• SHORT EXERCISE
What lines of the data hold the string "name"? Pull each one out.

------------------------

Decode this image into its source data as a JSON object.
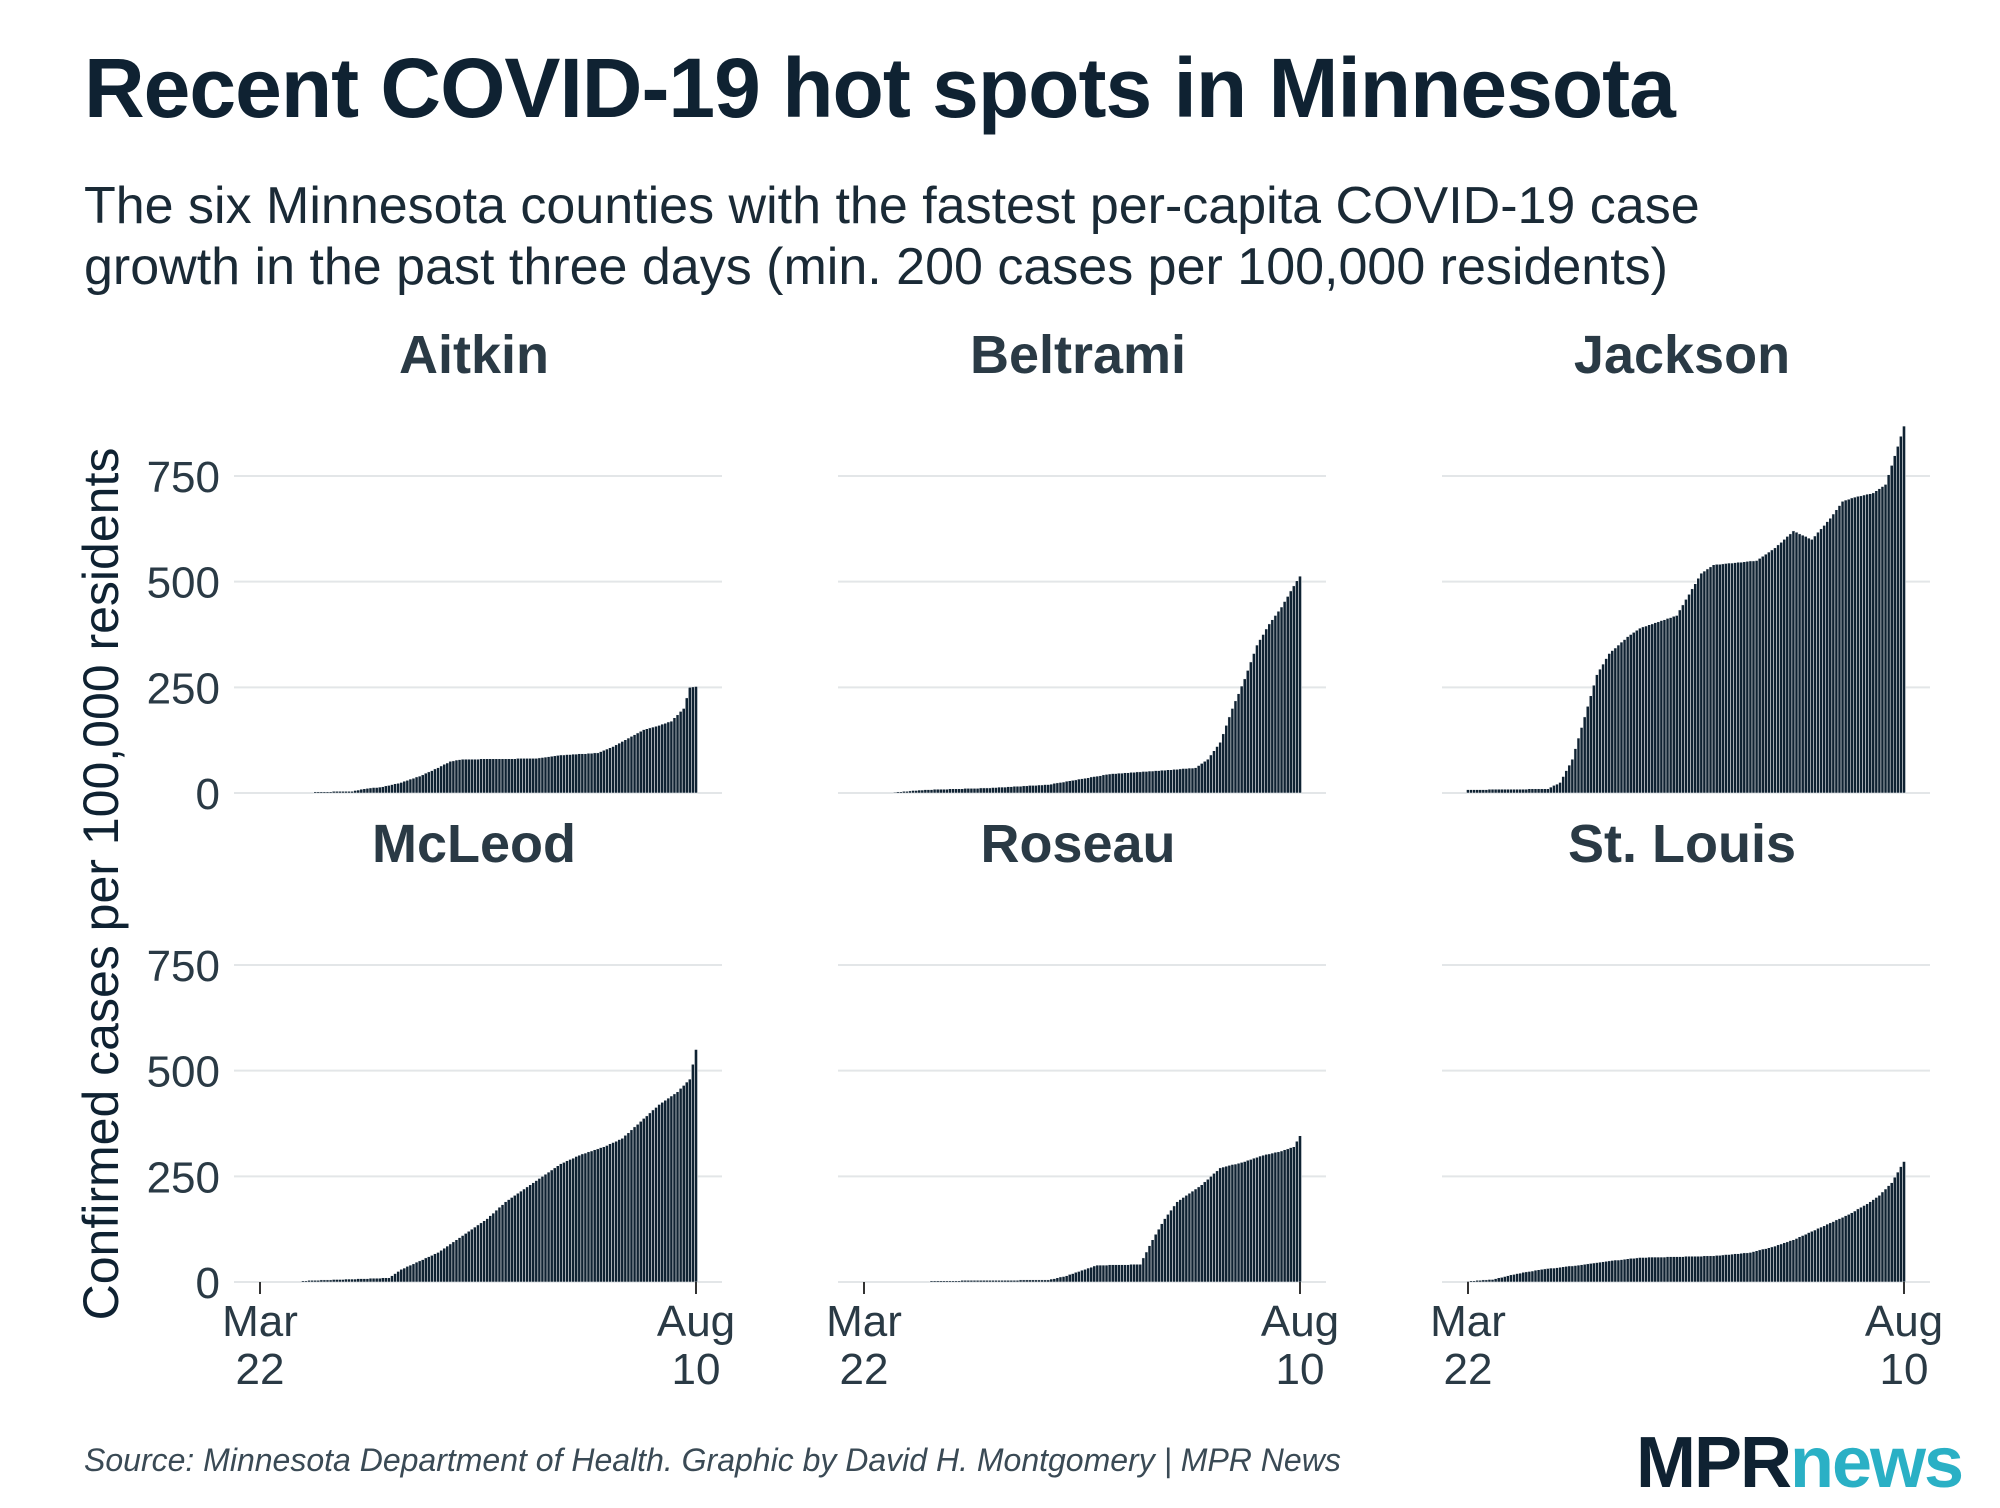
{
  "title": "Recent COVID-19 hot spots in Minnesota",
  "subtitle_lines": [
    "The six Minnesota counties with the fastest per-capita COVID-19 case",
    "growth in the past three days (min. 200 cases per 100,000 residents)"
  ],
  "source": "Source: Minnesota Department of Health. Graphic by David H. Montgomery | MPR News",
  "logo": {
    "mpr": "MPR",
    "news": "news"
  },
  "colors": {
    "bar": "#0f2232",
    "bar_outline": "#ffffff",
    "grid": "#e3e6e8",
    "text": "#0f2232",
    "logo_accent": "#2ab0c5"
  },
  "chart_data": {
    "type": "bar",
    "layout": "small-multiples",
    "ylabel": "Confirmed cases per 100,000 residents",
    "ylim": [
      0,
      880
    ],
    "yticks": [
      0,
      250,
      500,
      750
    ],
    "x_start_label": [
      "Mar",
      "22"
    ],
    "x_end_label": [
      "Aug",
      "10"
    ],
    "x_days": 142,
    "panels": [
      {
        "name": "Aitkin",
        "start_day": 18,
        "keyframes": [
          [
            18,
            3
          ],
          [
            30,
            4
          ],
          [
            34,
            10
          ],
          [
            40,
            15
          ],
          [
            46,
            25
          ],
          [
            52,
            40
          ],
          [
            58,
            60
          ],
          [
            62,
            75
          ],
          [
            66,
            80
          ],
          [
            90,
            82
          ],
          [
            98,
            90
          ],
          [
            110,
            95
          ],
          [
            115,
            110
          ],
          [
            120,
            130
          ],
          [
            125,
            150
          ],
          [
            130,
            160
          ],
          [
            134,
            170
          ],
          [
            138,
            200
          ],
          [
            140,
            250
          ],
          [
            142,
            252
          ]
        ]
      },
      {
        "name": "Beltrami",
        "start_day": 10,
        "keyframes": [
          [
            10,
            2
          ],
          [
            20,
            8
          ],
          [
            40,
            12
          ],
          [
            60,
            20
          ],
          [
            80,
            45
          ],
          [
            100,
            55
          ],
          [
            108,
            60
          ],
          [
            112,
            80
          ],
          [
            116,
            120
          ],
          [
            120,
            200
          ],
          [
            124,
            270
          ],
          [
            128,
            350
          ],
          [
            132,
            400
          ],
          [
            136,
            440
          ],
          [
            140,
            490
          ],
          [
            142,
            513
          ]
        ]
      },
      {
        "name": "Jackson",
        "start_day": 0,
        "keyframes": [
          [
            0,
            8
          ],
          [
            26,
            10
          ],
          [
            30,
            25
          ],
          [
            34,
            80
          ],
          [
            38,
            180
          ],
          [
            42,
            280
          ],
          [
            46,
            330
          ],
          [
            52,
            370
          ],
          [
            56,
            390
          ],
          [
            68,
            420
          ],
          [
            76,
            520
          ],
          [
            80,
            540
          ],
          [
            94,
            550
          ],
          [
            100,
            580
          ],
          [
            106,
            620
          ],
          [
            112,
            600
          ],
          [
            118,
            650
          ],
          [
            122,
            690
          ],
          [
            126,
            700
          ],
          [
            132,
            710
          ],
          [
            136,
            730
          ],
          [
            140,
            820
          ],
          [
            142,
            868
          ]
        ]
      },
      {
        "name": "McLeod",
        "start_day": 14,
        "keyframes": [
          [
            14,
            3
          ],
          [
            26,
            6
          ],
          [
            42,
            10
          ],
          [
            46,
            30
          ],
          [
            52,
            50
          ],
          [
            58,
            70
          ],
          [
            66,
            110
          ],
          [
            74,
            150
          ],
          [
            80,
            190
          ],
          [
            86,
            220
          ],
          [
            92,
            250
          ],
          [
            98,
            280
          ],
          [
            104,
            300
          ],
          [
            112,
            320
          ],
          [
            118,
            340
          ],
          [
            124,
            380
          ],
          [
            130,
            420
          ],
          [
            136,
            450
          ],
          [
            140,
            480
          ],
          [
            142,
            550
          ]
        ]
      },
      {
        "name": "Roseau",
        "start_day": 22,
        "keyframes": [
          [
            22,
            3
          ],
          [
            60,
            5
          ],
          [
            66,
            15
          ],
          [
            72,
            30
          ],
          [
            76,
            40
          ],
          [
            90,
            42
          ],
          [
            94,
            100
          ],
          [
            98,
            150
          ],
          [
            102,
            190
          ],
          [
            106,
            210
          ],
          [
            110,
            230
          ],
          [
            116,
            270
          ],
          [
            124,
            285
          ],
          [
            130,
            300
          ],
          [
            136,
            310
          ],
          [
            140,
            320
          ],
          [
            142,
            346
          ]
        ]
      },
      {
        "name": "St. Louis",
        "start_day": 0,
        "keyframes": [
          [
            0,
            2
          ],
          [
            8,
            6
          ],
          [
            16,
            20
          ],
          [
            24,
            30
          ],
          [
            36,
            40
          ],
          [
            46,
            50
          ],
          [
            56,
            58
          ],
          [
            80,
            62
          ],
          [
            92,
            70
          ],
          [
            100,
            85
          ],
          [
            106,
            100
          ],
          [
            112,
            120
          ],
          [
            118,
            140
          ],
          [
            124,
            160
          ],
          [
            130,
            185
          ],
          [
            134,
            205
          ],
          [
            138,
            235
          ],
          [
            140,
            260
          ],
          [
            142,
            285
          ]
        ]
      }
    ]
  }
}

------------------------

• FULL ANSWER
        "name": "Aitkin",
        "name": "Beltrami",
        "name": "Jackson",
        "name": "McLeod",
        "name": "Roseau",
        "name": "St. Louis",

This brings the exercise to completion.